• **Brief**
Copy every line that holds "semantic".

• **Listing**

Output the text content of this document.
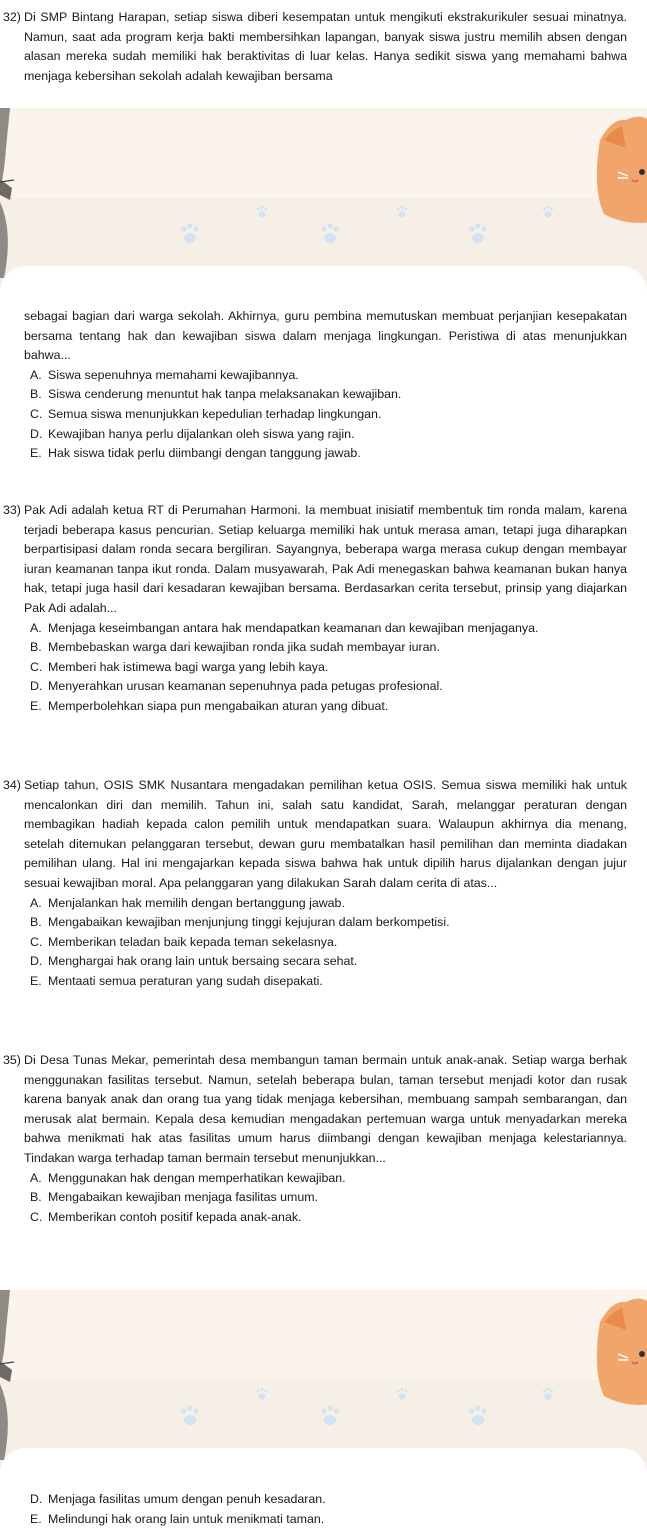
32) Di SMP Bintang Harapan, setiap siswa diberi kesempatan untuk mengikuti ekstrakurikuler sesuai minatnya. Namun, saat ada program kerja bakti membersihkan lapangan, banyak siswa justru memilih absen dengan alasan mereka sudah memiliki hak beraktivitas di luar kelas. Hanya sedikit siswa yang memahami bahwa menjaga kebersihan sekolah adalah kewajiban bersama

sebagai bagian dari warga sekolah. Akhirnya, guru pembina memutuskan membuat perjanjian kesepakatan bersama tentang hak dan kewajiban siswa dalam menjaga lingkungan. Peristiwa di atas menunjukkan bahwa...

A. Siswa sepenuhnya memahami kewajibannya.
B. Siswa cenderung menuntut hak tanpa melaksanakan kewajiban.
C. Semua siswa menunjukkan kepedulian terhadap lingkungan.
D. Kewajiban hanya perlu dijalankan oleh siswa yang rajin.
E. Hak siswa tidak perlu diimbangi dengan tanggung jawab.

33) Pak Adi adalah ketua RT di Perumahan Harmoni. Ia membuat inisiatif membentuk tim ronda malam, karena terjadi beberapa kasus pencurian. Setiap keluarga memiliki hak untuk merasa aman, tetapi juga diharapkan berpartisipasi dalam ronda secara bergiliran. Sayangnya, beberapa warga merasa cukup dengan membayar iuran keamanan tanpa ikut ronda. Dalam musyawarah, Pak Adi menegaskan bahwa keamanan bukan hanya hak, tetapi juga hasil dari kesadaran kewajiban bersama. Berdasarkan cerita tersebut, prinsip yang diajarkan Pak Adi adalah...

A. Menjaga keseimbangan antara hak mendapatkan keamanan dan kewajiban menjaganya.
B. Membebaskan warga dari kewajiban ronda jika sudah membayar iuran.
C. Memberi hak istimewa bagi warga yang lebih kaya.
D. Menyerahkan urusan keamanan sepenuhnya pada petugas profesional.
E. Memperbolehkan siapa pun mengabaikan aturan yang dibuat.

34) Setiap tahun, OSIS SMK Nusantara mengadakan pemilihan ketua OSIS. Semua siswa memiliki hak untuk mencalonkan diri dan memilih. Tahun ini, salah satu kandidat, Sarah, melanggar peraturan dengan membagikan hadiah kepada calon pemilih untuk mendapatkan suara. Walaupun akhirnya dia menang, setelah ditemukan pelanggaran tersebut, dewan guru membatalkan hasil pemilihan dan meminta diadakan pemilihan ulang. Hal ini mengajarkan kepada siswa bahwa hak untuk dipilih harus dijalankan dengan jujur sesuai kewajiban moral. Apa pelanggaran yang dilakukan Sarah dalam cerita di atas...

A. Menjalankan hak memilih dengan bertanggung jawab.
B. Mengabaikan kewajiban menjunjung tinggi kejujuran dalam berkompetisi.
C. Memberikan teladan baik kepada teman sekelasnya.
D. Menghargai hak orang lain untuk bersaing secara sehat.
E. Mentaati semua peraturan yang sudah disepakati.

35) Di Desa Tunas Mekar, pemerintah desa membangun taman bermain untuk anak-anak. Setiap warga berhak menggunakan fasilitas tersebut. Namun, setelah beberapa bulan, taman tersebut menjadi kotor dan rusak karena banyak anak dan orang tua yang tidak menjaga kebersihan, membuang sampah sembarangan, dan merusak alat bermain. Kepala desa kemudian mengadakan pertemuan warga untuk menyadarkan mereka bahwa menikmati hak atas fasilitas umum harus diimbangi dengan kewajiban menjaga kelestariannya. Tindakan warga terhadap taman bermain tersebut menunjukkan...

A. Menggunakan hak dengan memperhatikan kewajiban.
B. Mengabaikan kewajiban menjaga fasilitas umum.
C. Memberikan contoh positif kepada anak-anak.
D. Menjaga fasilitas umum dengan penuh kesadaran.
E. Melindungi hak orang lain untuk menikmati taman.
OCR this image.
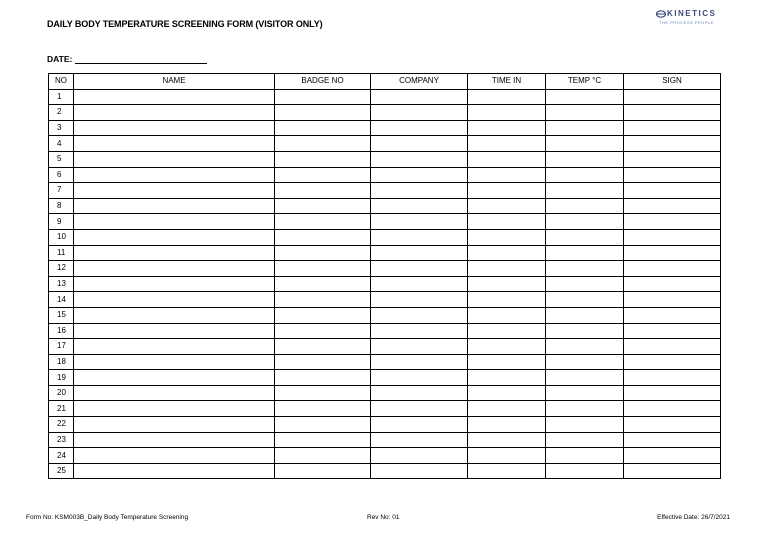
DAILY BODY TEMPERATURE SCREENING FORM (VISITOR ONLY)
KINETICS
THE PROCESS PEOPLE
DATE:
NO	NAME	BADGE NO	COMPANY	TIME IN	TEMP °C	SIGN
1						
2						
3						
4						
5						
6						
7						
8						
9						
10						
11						
12						
13						
14						
15						
16						
17						
18						
19						
20						
21						
22						
23						
24						
25						
Form No: KSM003B_Daily Body Temperature Screening	Rev No: 01	Effective Date: 26/7/2021
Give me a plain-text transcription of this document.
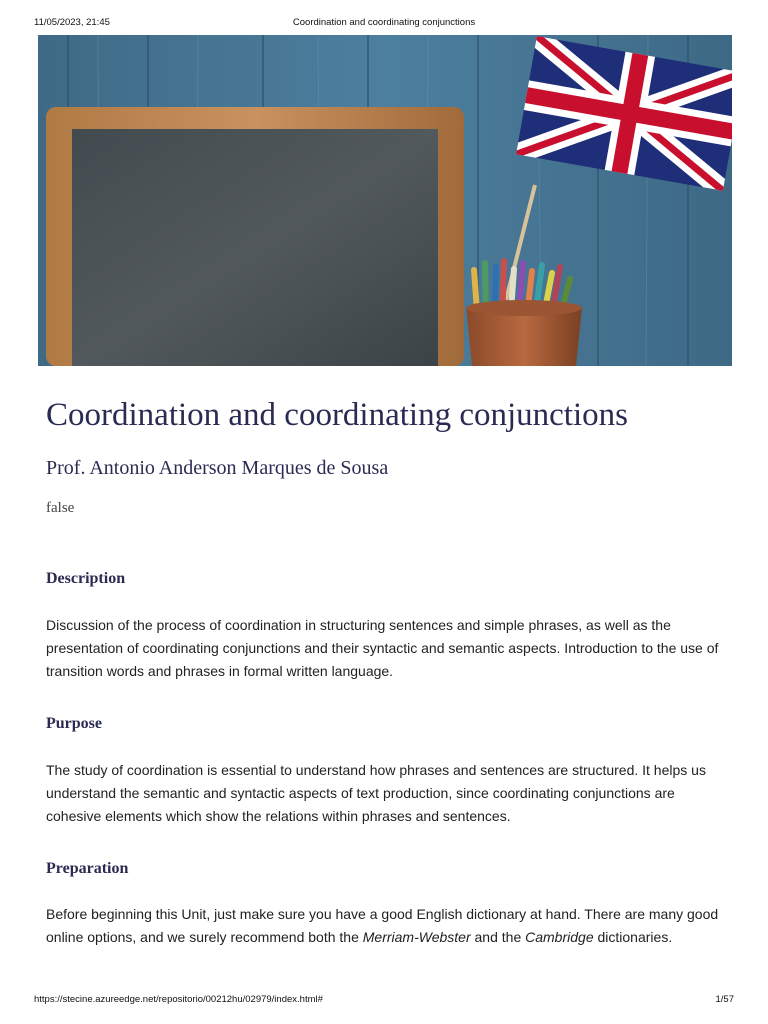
11/05/2023, 21:45	Coordination and coordinating conjunctions
Coordination and coordinating conjunctions

Prof. Antonio Anderson Marques de Sousa

false

Description

Discussion of the process of coordination in structuring sentences and simple phrases, as well as the presentation of coordinating conjunctions and their syntactic and semantic aspects. Introduction to the use of transition words and phrases in formal written language.

Purpose

The study of coordination is essential to understand how phrases and sentences are structured. It helps us understand the semantic and syntactic aspects of text production, since coordinating conjunctions are cohesive elements which show the relations within phrases and sentences.

Preparation

Before beginning this Unit, just make sure you have a good English dictionary at hand. There are many good online options, and we surely recommend both the Merriam-Webster and the Cambridge dictionaries.

https://stecine.azureedge.net/repositorio/00212hu/02979/index.html#	1/57
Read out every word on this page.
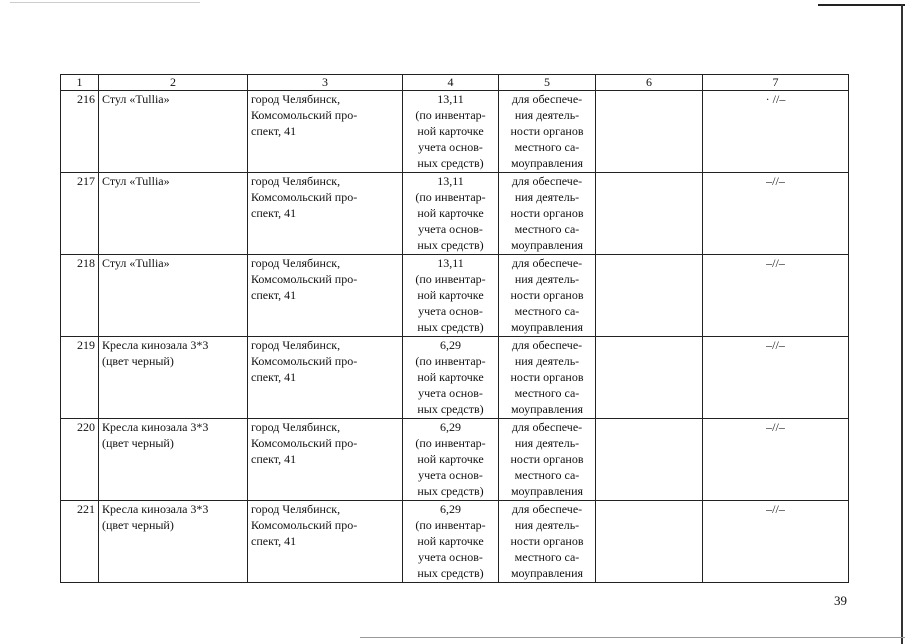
1	2	3	4	5	6	7
216	Стул «Tullia»	город Челябинск,
Комсомольский про-
спект, 41	13,11
(по инвентар-
ной карточке
учета основ-
ных средств)	для обеспече-
ния деятель-
ности органов
местного са-
моуправления		· //–
217	Стул «Tullia»	город Челябинск,
Комсомольский про-
спект, 41	13,11
(по инвентар-
ной карточке
учета основ-
ных средств)	для обеспече-
ния деятель-
ности органов
местного са-
моуправления		–//–
218	Стул «Tullia»	город Челябинск,
Комсомольский про-
спект, 41	13,11
(по инвентар-
ной карточке
учета основ-
ных средств)	для обеспече-
ния деятель-
ности органов
местного са-
моуправления		–//–
219	Кресла кинозала 3*3
(цвет черный)	город Челябинск,
Комсомольский про-
спект, 41	6,29
(по инвентар-
ной карточке
учета основ-
ных средств)	для обеспече-
ния деятель-
ности органов
местного са-
моуправления		–//–
220	Кресла кинозала 3*3
(цвет черный)	город Челябинск,
Комсомольский про-
спект, 41	6,29
(по инвентар-
ной карточке
учета основ-
ных средств)	для обеспече-
ния деятель-
ности органов
местного са-
моуправления		–//–
221	Кресла кинозала 3*3
(цвет черный)	город Челябинск,
Комсомольский про-
спект, 41	6,29
(по инвентар-
ной карточке
учета основ-
ных средств)	для обеспече-
ния деятель-
ности органов
местного са-
моуправления		–//–
39
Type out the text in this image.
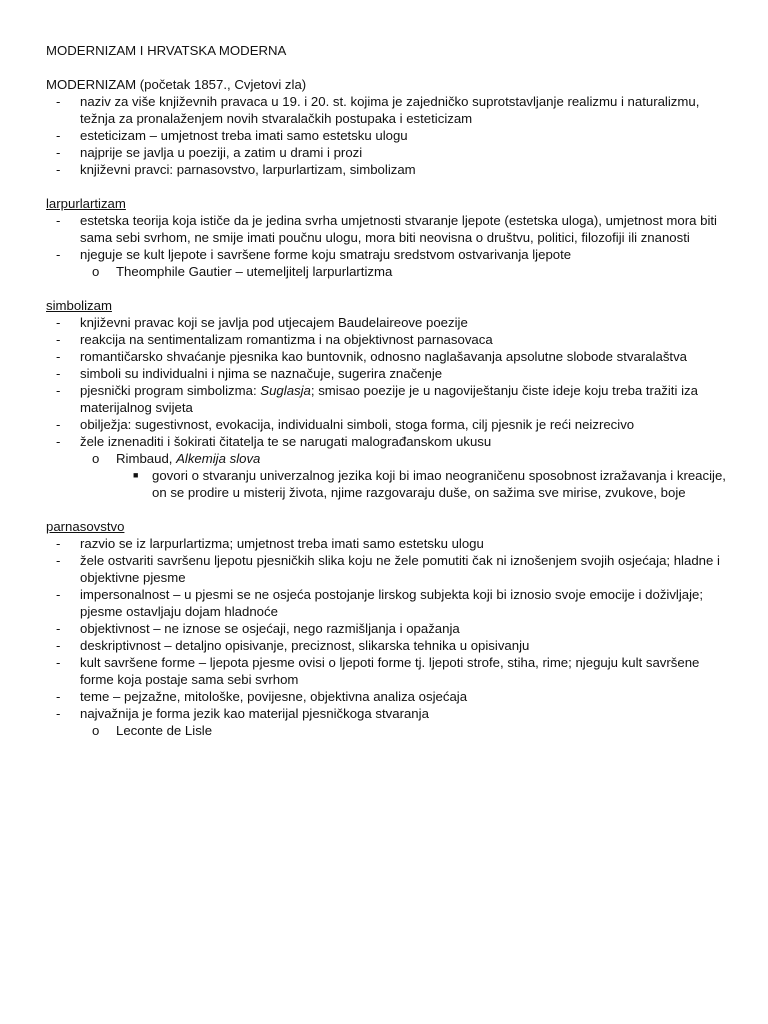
MODERNIZAM I HRVATSKA MODERNA

MODERNIZAM (početak 1857., Cvjetovi zla)

- naziv za više književnih pravaca u 19. i 20. st. kojima je zajedničko suprotstavljanje realizmu i naturalizmu, težnja za pronalaženjem novih stvaralačkih postupaka i esteticizam
- esteticizam – umjetnost treba imati samo estetsku ulogu
- najprije se javlja u poeziji, a zatim u drami i prozi
- književni pravci: parnasovstvo, larpurlartizam, simbolizam

larpurlartizam

- estetska teorija koja ističe da je jedina svrha umjetnosti stvaranje ljepote (estetska uloga), umjetnost mora biti sama sebi svrhom, ne smije imati poučnu ulogu, mora biti neovisna o društvu, politici, filozofiji ili znanosti
- njeguje se kult ljepote i savršene forme koju smatraju sredstvom ostvarivanja ljepote
o Theomphile Gautier – utemeljitelj larpurlartizma

simbolizam

- književni pravac koji se javlja pod utjecajem Baudelaireove poezije
- reakcija na sentimentalizam romantizma i na objektivnost parnasovaca
- romantičarsko shvaćanje pjesnika kao buntovnik, odnosno naglašavanja apsolutne slobode stvaralaštva
- simboli su individualni i njima se naznačuje, sugerira značenje
- pjesnički program simbolizma: Suglasja; smisao poezije je u nagoviještanju čiste ideje koju treba tražiti iza materijalnog svijeta
- obilježja: sugestivnost, evokacija, individualni simboli, stoga forma, cilj pjesnik je reći neizrecivo
- žele iznenaditi i šokirati čitatelja te se narugati malograđanskom ukusu
o Rimbaud, Alkemija slova
■ govori o stvaranju univerzalnog jezika koji bi imao neograničenu sposobnost izražavanja i kreacije, on se prodire u misterij života, njime razgovaraju duše, on sažima sve mirise, zvukove, boje

parnasovstvo

- razvio se iz larpurlartizma; umjetnost treba imati samo estetsku ulogu
- žele ostvariti savršenu ljepotu pjesničkih slika koju ne žele pomutiti čak ni iznošenjem svojih osjećaja; hladne i objektivne pjesme
- impersonalnost – u pjesmi se ne osjeća postojanje lirskog subjekta koji bi iznosio svoje emocije i doživljaje; pjesme ostavljaju dojam hladnoće
- objektivnost – ne iznose se osjećaji, nego razmišljanja i opažanja
- deskriptivnost – detaljno opisivanje, preciznost, slikarska tehnika u opisivanju
- kult savršene forme – ljepota pjesme ovisi o ljepoti forme tj. ljepoti strofe, stiha, rime; njeguju kult savršene forme koja postaje sama sebi svrhom
- teme – pejzažne, mitološke, povijesne, objektivna analiza osjećaja
- najvažnija je forma jezik kao materijal pjesničkoga stvaranja
o Leconte de Lisle
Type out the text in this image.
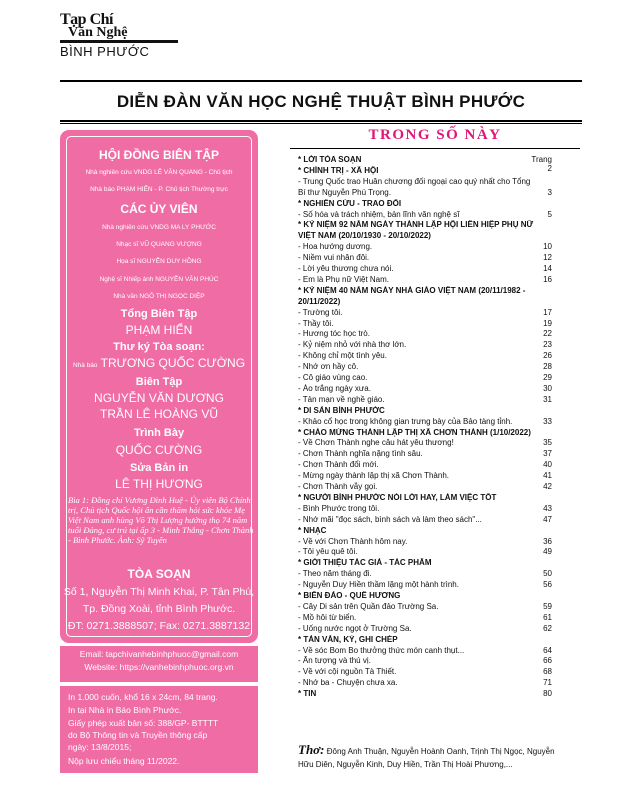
Tạp Chí
Văn Nghệ
BÌNH PHƯỚC
DIỄN ĐÀN VĂN HỌC NGHỆ THUẬT BÌNH PHƯỚC
HỘI ĐỒNG BIÊN TẬP
Nhà nghiên cứu VNDG LÊ VĂN QUANG - Chủ tịch
Nhà báo PHẠM HIỂN - P. Chủ tịch Thường trực
CÁC ỦY VIÊN
Nhà nghiên cứu VNDG MA LY PHƯỚC
Nhạc sĩ VŨ QUANG VƯỢNG
Họa sĩ NGUYỄN DUY HỒNG
Nghệ sĩ Nhiếp ảnh NGUYỄN VĂN PHÚC
Nhà văn NGÔ THỊ NGỌC DIỆP
Tổng Biên Tập
PHẠM HIỂN
Thư ký Tòa soạn:
Nhà báo TRƯƠNG QUỐC CƯỜNG
Biên Tập
NGUYỄN VĂN DƯƠNG
TRẦN LÊ HOÀNG VŨ
Trình Bày
QUỐC CƯỜNG
Sửa Bản in
LÊ THỊ HƯƠNG
Bìa 1: Đồng chí Vương Đình Huệ - Ủy viên Bộ Chính trị, Chủ tịch Quốc hội ân cần thăm hỏi sức khỏe Mẹ Việt Nam anh hùng Võ Thị Lượng hưởng thọ 74 năm tuổi Đảng, cư trú tại ấp 3 - Minh Thắng - Chơn Thành - Bình Phước. Ảnh: Sỹ Tuyên
TÒA SOẠN
Số 1, Nguyễn Thị Minh Khai, P. Tân Phú,
Tp. Đồng Xoài, tỉnh Bình Phước.
ĐT: 0271.3888507; Fax: 0271.3887132
Email: tapchivanhebinhphuoc@gmail.com
Website: https://vanhebinhphuoc.org.vn
In 1.000 cuốn, khổ 16 x 24cm, 84 trang.
In tại Nhà in Báo Bình Phước.
Giấy phép xuất bản số: 388/GP- BTTTT
do Bộ Thông tin và Truyền thông cấp
ngày: 13/8/2015;
Nộp lưu chiểu tháng 11/2022.
TRONG SỐ NÀY
* LỜI TÒA SOẠN	Trang 2
* CHÍNH TRỊ - XÃ HỘI
- Trung Quốc trao Huân chương đối ngoại cao quý nhất cho Tổng
Bí thư Nguyễn Phú Trọng.	3
* NGHIÊN CỨU - TRAO ĐỔI
- Số hóa và trách nhiệm, bản lĩnh văn nghệ sĩ	5
* KỶ NIỆM 92 NĂM NGÀY THÀNH LẬP HỘI LIÊN HIỆP PHỤ NỮ
VIỆT NAM (20/10/1930 - 20/10/2022)
- Hoa hướng dương.	10
- Niềm vui nhân đôi.	12
- Lời yêu thương chưa nói.	14
- Em là Phụ nữ Việt Nam.	16
* KỶ NIỆM 40 NĂM NGÀY NHÀ GIÁO VIỆT NAM (20/11/1982 -
20/11/2022)
- Trường tôi.	17
- Thầy tôi.	19
- Hương tóc học trò.	22
- Kỷ niệm nhỏ với nhà thơ lớn.	23
- Không chỉ một tình yêu.	26
- Nhớ ơn hầy cô.	28
- Cô giáo vùng cao.	29
- Áo trắng ngày xưa.	30
- Tản mạn về nghề giáo.	31
* DI SẢN BÌNH PHƯỚC
- Khảo cổ học trong không gian trưng bày của Bảo tàng tỉnh.	33
* CHÀO MỪNG THÀNH LẬP THỊ XÃ CHƠN THÀNH (1/10/2022)
- Về Chơn Thành nghe câu hát yêu thương!	35
- Chơn Thành nghĩa nặng tình sâu.	37
- Chơn Thành đổi mới.	40
- Mừng ngày thành lập thị xã Chơn Thành.	41
- Chơn Thành vẫy gọi.	42
* NGƯỜI BÌNH PHƯỚC NÓI LỜI HAY, LÀM VIỆC TỐT
- Bình Phước trong tôi.	43
- Nhớ mãi "đọc sách, bình sách và làm theo sách"...	47
* NHẠC
- Về với Chơn Thành hôm nay.	36
- Tôi yêu quê tôi.	49
* GIỚI THIỆU TÁC GIẢ - TÁC PHẨM
- Theo năm tháng đi.	50
- Nguyễn Duy Hiền thầm lặng một hành trình.	56
* BIỂN ĐẢO - QUÊ HƯƠNG
- Cây Di sản trên Quần đảo Trường Sa.	59
- Mồ hôi từ biển.	61
- Uống nước ngọt ở Trường Sa.	62
* TẢN VĂN, KÝ, GHI CHÉP
- Về sóc Bom Bo thưởng thức món canh thụt...	64
- Ấn tượng và thú vị.	66
- Về với cội nguồn Tà Thiết.	68
- Nhớ ba - Chuyện chưa xa.	71
* TIN	80
Thơ: Đông Anh Thuận, Nguyễn Hoành Oanh, Trịnh Thị Ngọc, Nguyễn Hữu Diên, Nguyễn Kinh, Duy Hiền, Trần Thị Hoài Phương,...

• **Output of the exercise**
Discussion of the process of coordination in structuring sentences and simple phrases, as well as the presentation of coordinating conjunctions and their syntactic and semantic aspects. Introduction to the use of transition words and phrases in formal written language.
The study of coordination is essential to understand how phrases and sentences are structured. It helps us understand the semantic and syntactic aspects of text production, since coordinating conjunctions are cohesive elements which show the relations within phrases and sentences.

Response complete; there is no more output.